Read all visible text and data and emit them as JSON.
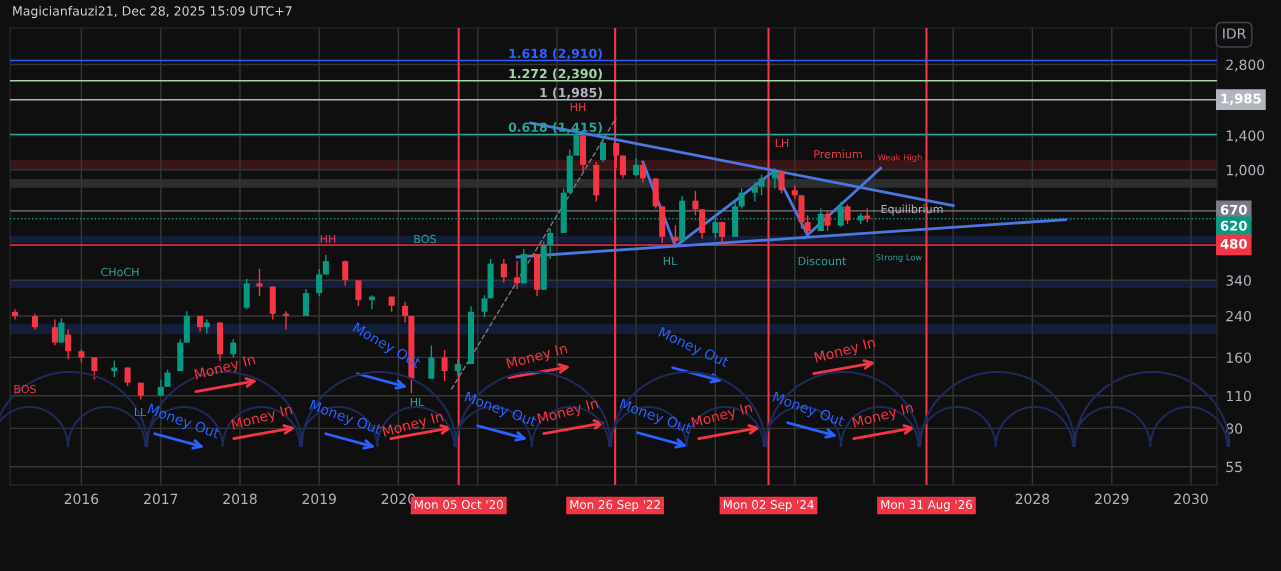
{
  "chart_data": {
    "type": "candlestick",
    "x": [
      "2015-03",
      "2015-06",
      "2015-09",
      "2015-10",
      "2015-11",
      "2016-01",
      "2016-03",
      "2016-06",
      "2016-08",
      "2016-10",
      "2017-01",
      "2017-02",
      "2017-04",
      "2017-05",
      "2017-07",
      "2017-08",
      "2017-10",
      "2017-12",
      "2018-02",
      "2018-04",
      "2018-06",
      "2018-08",
      "2018-11",
      "2019-01",
      "2019-02",
      "2019-05",
      "2019-07",
      "2019-09",
      "2019-12",
      "2020-02",
      "2020-03",
      "2020-06",
      "2020-08",
      "2020-10",
      "2020-12",
      "2021-02",
      "2021-03",
      "2021-05",
      "2021-07",
      "2021-08",
      "2021-10",
      "2021-11",
      "2021-12",
      "2022-02",
      "2022-03",
      "2022-04",
      "2022-05",
      "2022-07",
      "2022-08",
      "2022-10",
      "2022-11",
      "2023-01",
      "2023-02",
      "2023-04",
      "2023-05",
      "2023-07",
      "2023-08",
      "2023-10",
      "2023-11",
      "2024-01",
      "2024-02",
      "2024-04",
      "2024-05",
      "2024-07",
      "2024-08",
      "2024-10",
      "2024-11",
      "2025-01",
      "2025-02",
      "2025-03",
      "2025-05",
      "2025-06",
      "2025-08",
      "2025-09",
      "2025-11",
      "2025-12"
    ],
    "ohlc": [
      [
        250,
        256,
        232,
        240
      ],
      [
        240,
        245,
        210,
        215
      ],
      [
        215,
        232,
        180,
        185
      ],
      [
        185,
        235,
        185,
        225
      ],
      [
        200,
        210,
        157,
        170
      ],
      [
        170,
        173,
        152,
        160
      ],
      [
        160,
        160,
        129,
        140
      ],
      [
        140,
        155,
        132,
        145
      ],
      [
        145,
        145,
        121,
        125
      ],
      [
        125,
        125,
        106,
        110
      ],
      [
        110,
        129,
        110,
        120
      ],
      [
        120,
        142,
        120,
        138
      ],
      [
        140,
        191,
        140,
        185
      ],
      [
        185,
        251,
        185,
        240
      ],
      [
        240,
        240,
        206,
        215
      ],
      [
        215,
        232,
        202,
        225
      ],
      [
        225,
        225,
        154,
        165
      ],
      [
        165,
        191,
        160,
        185
      ],
      [
        260,
        344,
        256,
        330
      ],
      [
        330,
        380,
        291,
        320
      ],
      [
        320,
        320,
        232,
        245
      ],
      [
        245,
        251,
        210,
        240
      ],
      [
        240,
        312,
        240,
        300
      ],
      [
        300,
        380,
        291,
        360
      ],
      [
        360,
        435,
        360,
        410
      ],
      [
        410,
        413,
        322,
        340
      ],
      [
        340,
        340,
        264,
        280
      ],
      [
        280,
        294,
        256,
        290
      ],
      [
        290,
        290,
        250,
        265
      ],
      [
        265,
        276,
        225,
        240
      ],
      [
        240,
        240,
        113,
        130
      ],
      [
        130,
        180,
        130,
        160
      ],
      [
        160,
        172,
        127,
        140
      ],
      [
        140,
        157,
        134,
        150
      ],
      [
        150,
        264,
        150,
        250
      ],
      [
        250,
        294,
        237,
        285
      ],
      [
        285,
        419,
        285,
        400
      ],
      [
        400,
        419,
        332,
        350
      ],
      [
        350,
        410,
        312,
        330
      ],
      [
        330,
        462,
        330,
        440
      ],
      [
        440,
        440,
        291,
        310
      ],
      [
        310,
        497,
        310,
        480
      ],
      [
        480,
        563,
        419,
        540
      ],
      [
        540,
        834,
        540,
        800
      ],
      [
        800,
        1220,
        800,
        1150
      ],
      [
        1150,
        1506,
        1150,
        1400
      ],
      [
        1400,
        1400,
        985,
        1050
      ],
      [
        1050,
        1080,
        735,
        780
      ],
      [
        1100,
        1366,
        1080,
        1300
      ],
      [
        1300,
        1300,
        1016,
        1150
      ],
      [
        1150,
        1150,
        921,
        950
      ],
      [
        950,
        1121,
        940,
        1050
      ],
      [
        1050,
        1080,
        885,
        920
      ],
      [
        920,
        920,
        685,
        700
      ],
      [
        700,
        700,
        490,
        520
      ],
      [
        520,
        583,
        480,
        500
      ],
      [
        500,
        772,
        500,
        740
      ],
      [
        740,
        813,
        641,
        680
      ],
      [
        680,
        680,
        510,
        540
      ],
      [
        540,
        641,
        510,
        600
      ],
      [
        600,
        602,
        490,
        520
      ],
      [
        520,
        730,
        520,
        700
      ],
      [
        700,
        834,
        685,
        800
      ],
      [
        800,
        885,
        735,
        850
      ],
      [
        850,
        955,
        780,
        920
      ],
      [
        920,
        1016,
        834,
        980
      ],
      [
        980,
        980,
        795,
        820
      ],
      [
        820,
        860,
        756,
        780
      ],
      [
        780,
        780,
        563,
        600
      ],
      [
        600,
        641,
        530,
        550
      ],
      [
        550,
        685,
        550,
        650
      ],
      [
        650,
        670,
        550,
        580
      ],
      [
        580,
        730,
        573,
        700
      ],
      [
        700,
        715,
        590,
        610
      ],
      [
        610,
        655,
        590,
        640
      ],
      [
        640,
        685,
        600,
        620
      ]
    ],
    "series": [
      {
        "type": "line",
        "color": "#4a78e0",
        "x": [
          "2021-09",
          "2027-01"
        ],
        "values": [
          1582,
          706
        ]
      },
      {
        "type": "line",
        "color": "#4a78e0",
        "x": [
          "2021-07",
          "2028-06"
        ],
        "values": [
          427,
          615
        ]
      },
      {
        "type": "line",
        "color": "#4a78e0",
        "x": [
          "2023-02",
          "2023-07",
          "2024-10",
          "2025-03",
          "2026-02"
        ],
        "values": [
          1080,
          474,
          994,
          529,
          1016
        ]
      },
      {
        "type": "line",
        "color": "#787b86",
        "line_style": "dashed",
        "x": [
          "2020-09",
          "2022-10"
        ],
        "values": [
          117,
          1661
        ]
      }
    ],
    "xlim": [
      "2015-02-06",
      "2030-05-01"
    ],
    "xticks": [
      {
        "value": "2016",
        "label": "2016"
      },
      {
        "value": "2017",
        "label": "2017"
      },
      {
        "value": "2018",
        "label": "2018"
      },
      {
        "value": "2019",
        "label": "2019"
      },
      {
        "value": "2020",
        "label": "2020"
      },
      {
        "value": "2021",
        "label": null
      },
      {
        "value": "2022",
        "label": null
      },
      {
        "value": "2023",
        "label": null
      },
      {
        "value": "2024",
        "label": null
      },
      {
        "value": "2025",
        "label": null
      },
      {
        "value": "2026",
        "label": null
      },
      {
        "value": "2027",
        "label": null
      },
      {
        "value": "2028",
        "label": "2028"
      },
      {
        "value": "2029",
        "label": "2029"
      },
      {
        "value": "2030",
        "label": "2030"
      }
    ],
    "log": "y",
    "ylim": [
      46,
      4000
    ],
    "yticks": [
      55,
      80,
      110,
      160,
      240,
      340,
      {
        "value": 1000,
        "label": "1,000"
      },
      {
        "value": 1400,
        "label": "1,400"
      },
      {
        "value": 2800,
        "label": "2,800"
      }
    ],
    "ylabel": "IDR",
    "grid": true,
    "ref_lines": [
      {
        "axis": "x",
        "value": "2020-10-05",
        "label": "Mon 05 Oct '20",
        "color": "#f23645"
      },
      {
        "axis": "x",
        "value": "2022-09-26",
        "label": "Mon 26 Sep '22",
        "color": "#f23645"
      },
      {
        "axis": "x",
        "value": "2024-09-02",
        "label": "Mon 02 Sep '24",
        "color": "#f23645"
      },
      {
        "axis": "x",
        "value": "2026-08-31",
        "label": "Mon 31 Aug '26",
        "color": "#f23645"
      },
      {
        "axis": "y",
        "value": 2910,
        "color": "#2962ff"
      },
      {
        "axis": "y",
        "value": 2390,
        "color": "#a5d6a7"
      },
      {
        "axis": "y",
        "value": 1985,
        "label": "1,985",
        "color": "#b2b5be"
      },
      {
        "axis": "y",
        "value": 1415,
        "color": "#26a69a"
      },
      {
        "axis": "y",
        "value": 670,
        "label": "670",
        "color": "#787b86"
      },
      {
        "axis": "y",
        "value": 620,
        "label": "620",
        "color": "#089981",
        "line_style": "dotted"
      },
      {
        "axis": "y",
        "value": 480,
        "label": "480",
        "color": "#f23645"
      }
    ],
    "bands": [
      {
        "axis": "y",
        "from": 1000,
        "to": 1100,
        "color": "#f23645"
      },
      {
        "axis": "y",
        "from": 840,
        "to": 915,
        "color": "#b2b5be"
      },
      {
        "axis": "y",
        "from": 490,
        "to": 525,
        "color": "#2962ff"
      },
      {
        "axis": "y",
        "from": 315,
        "to": 340,
        "color": "#2962ff"
      },
      {
        "axis": "y",
        "from": 201,
        "to": 222,
        "color": "#2962ff"
      }
    ],
    "annotations": [
      "Magicianfauzi21, Dec 28, 2025 15:09 UTC+7",
      {
        "text": "1.618 (2,910)",
        "x": "2022-08",
        "y": 2910
      },
      {
        "text": "1.272 (2,390)",
        "x": "2022-08",
        "y": 2390
      },
      {
        "text": "1 (1,985)",
        "x": "2022-08",
        "y": 1985
      },
      {
        "text": "0.618 (1,415)",
        "x": "2022-08",
        "y": 1415
      },
      "Money In",
      "Money Out",
      "Money In",
      "Money Out",
      "Money In",
      "Money Out",
      "Money In",
      "Money Out",
      "Money In",
      "Money Out",
      "Money Out",
      "Money In",
      "Money Out",
      "Money In",
      "Money In",
      "HH",
      "HH",
      "LL",
      "HL",
      "HL",
      "LH",
      "CHoCH",
      "BOS",
      "BOS",
      "Premium",
      "Discount",
      "Equilibrium",
      "Weak High",
      "Strong Low"
    ]
  }
}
****************
Short problem » In the entries above, identify every line with the word "text". Copy those lines.

Result »
Read all visible text and data and emit them as JSON.
        "text": "1.618 (2,910)",
        "text": "1.272 (2,390)",
        "text": "1 (1,985)",
        "text": "0.618 (1,415)",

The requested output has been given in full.